Short exercise
Tally up the lines below that include the word "logo". Answer with the number alone.

Provided data
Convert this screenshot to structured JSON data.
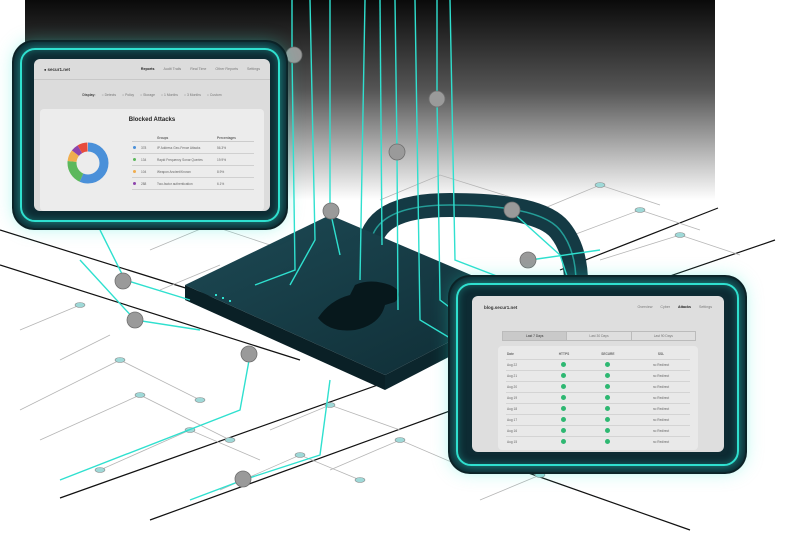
{
  "left_screen": {
    "logo": "secur1.net",
    "nav": [
      "Reports",
      "Audit Trails",
      "Real Time",
      "Other Reports",
      "Settings"
    ],
    "filter_label": "Display:",
    "filters": [
      "Detects",
      "Policy",
      "Storage",
      "1 Months",
      "3 Months",
      "Custom"
    ],
    "card_title": "Blocked Attacks",
    "table_headers": [
      "Groups",
      "Percentages"
    ],
    "rows": [
      {
        "value": "378",
        "label": "IP Address Geo-Fence Attacks",
        "pct": "56.3%"
      },
      {
        "value": "134",
        "label": "Rapid Frequency Sonar Queries",
        "pct": "19.9%"
      },
      {
        "value": "104",
        "label": "Weapon Ancient/Known",
        "pct": "8.9%"
      },
      {
        "value": "288",
        "label": "Two-factor authentication",
        "pct": "6.1%"
      }
    ],
    "colors": [
      "#4a90d9",
      "#5cb85c",
      "#f0ad4e",
      "#8e44ad"
    ]
  },
  "right_screen": {
    "logo": "blog.secur1.net",
    "nav": [
      "Overview",
      "Cyber",
      "Attacks",
      "Settings"
    ],
    "tabs": [
      "Last 7 Days",
      "Last 30 Days",
      "Last 90 Days"
    ],
    "columns": [
      "Date",
      "HTTPS",
      "SECURE",
      "SSL"
    ],
    "rows": [
      {
        "date": "Aug 22",
        "ssl": "no Redirect"
      },
      {
        "date": "Aug 21",
        "ssl": "no Redirect"
      },
      {
        "date": "Aug 20",
        "ssl": "no Redirect"
      },
      {
        "date": "Aug 19",
        "ssl": "no Redirect"
      },
      {
        "date": "Aug 18",
        "ssl": "no Redirect"
      },
      {
        "date": "Aug 17",
        "ssl": "no Redirect"
      },
      {
        "date": "Aug 16",
        "ssl": "no Redirect"
      },
      {
        "date": "Aug 15",
        "ssl": "no Redirect"
      }
    ]
  },
  "colors": {
    "glow": "#2fe0cf",
    "lock": "#143a44",
    "circuit": "#a9a9a9"
  }
}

Answer to this task
2